| Task objective |
Pull every line with the word "JSON" out of the entries below.

| Data extracted from a collection |
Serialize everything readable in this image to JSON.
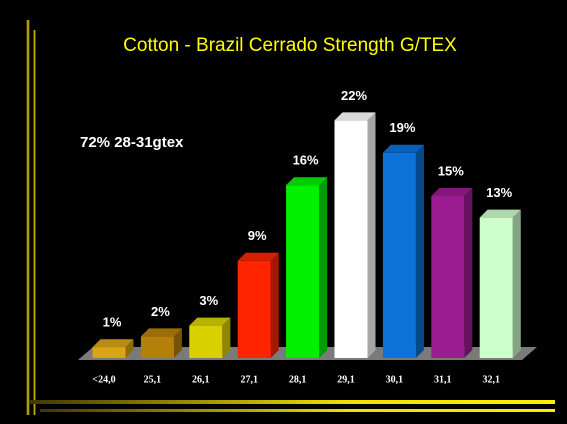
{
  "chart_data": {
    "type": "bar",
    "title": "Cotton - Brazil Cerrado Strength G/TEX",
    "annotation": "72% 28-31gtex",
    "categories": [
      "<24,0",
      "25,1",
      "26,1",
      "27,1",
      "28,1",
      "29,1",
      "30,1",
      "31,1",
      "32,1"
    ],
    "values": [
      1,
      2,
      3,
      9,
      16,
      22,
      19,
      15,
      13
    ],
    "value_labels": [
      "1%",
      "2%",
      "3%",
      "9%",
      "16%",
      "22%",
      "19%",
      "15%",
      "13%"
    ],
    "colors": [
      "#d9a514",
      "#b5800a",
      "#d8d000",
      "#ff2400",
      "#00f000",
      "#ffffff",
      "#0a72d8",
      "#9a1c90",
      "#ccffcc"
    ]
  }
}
--
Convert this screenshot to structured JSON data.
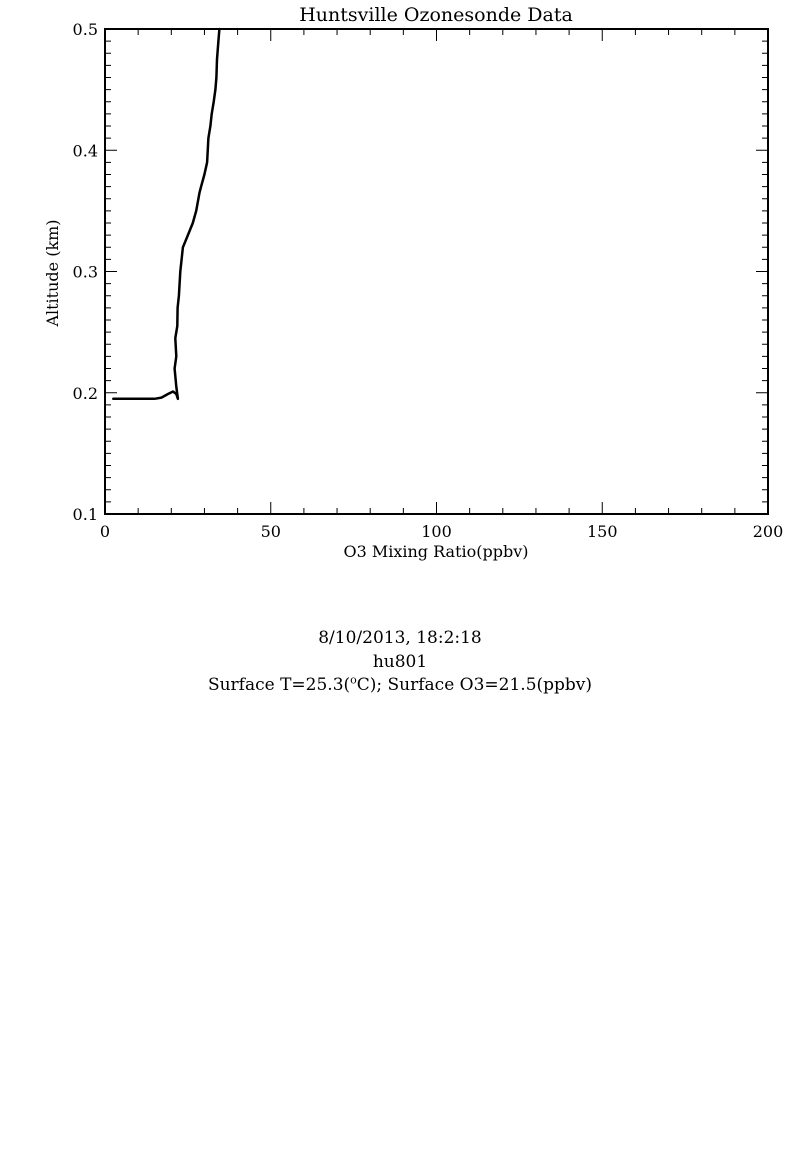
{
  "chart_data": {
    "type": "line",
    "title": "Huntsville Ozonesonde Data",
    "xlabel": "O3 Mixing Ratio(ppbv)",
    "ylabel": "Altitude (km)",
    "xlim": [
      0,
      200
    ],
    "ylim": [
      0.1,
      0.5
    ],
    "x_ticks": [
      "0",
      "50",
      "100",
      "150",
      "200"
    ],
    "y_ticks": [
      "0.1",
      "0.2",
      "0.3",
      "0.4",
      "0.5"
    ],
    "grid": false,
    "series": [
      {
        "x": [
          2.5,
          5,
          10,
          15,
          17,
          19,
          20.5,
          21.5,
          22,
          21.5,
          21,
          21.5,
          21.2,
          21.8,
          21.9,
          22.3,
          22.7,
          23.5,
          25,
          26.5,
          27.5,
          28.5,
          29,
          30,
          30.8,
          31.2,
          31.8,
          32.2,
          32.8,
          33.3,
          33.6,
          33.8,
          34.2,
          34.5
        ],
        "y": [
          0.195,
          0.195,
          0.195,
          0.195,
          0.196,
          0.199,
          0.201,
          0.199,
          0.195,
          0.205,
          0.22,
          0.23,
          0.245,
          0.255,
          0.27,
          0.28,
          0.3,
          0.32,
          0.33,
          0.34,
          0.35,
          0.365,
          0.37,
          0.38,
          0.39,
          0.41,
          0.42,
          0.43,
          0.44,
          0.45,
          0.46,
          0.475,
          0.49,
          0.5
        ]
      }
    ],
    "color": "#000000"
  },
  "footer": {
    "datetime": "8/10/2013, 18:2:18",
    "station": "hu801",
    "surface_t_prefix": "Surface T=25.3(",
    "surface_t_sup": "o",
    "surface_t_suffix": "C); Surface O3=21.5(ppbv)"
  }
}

| Complete answer |
Serialize everything readable in this image to JSON.
Convert this screenshot to structured JSON data.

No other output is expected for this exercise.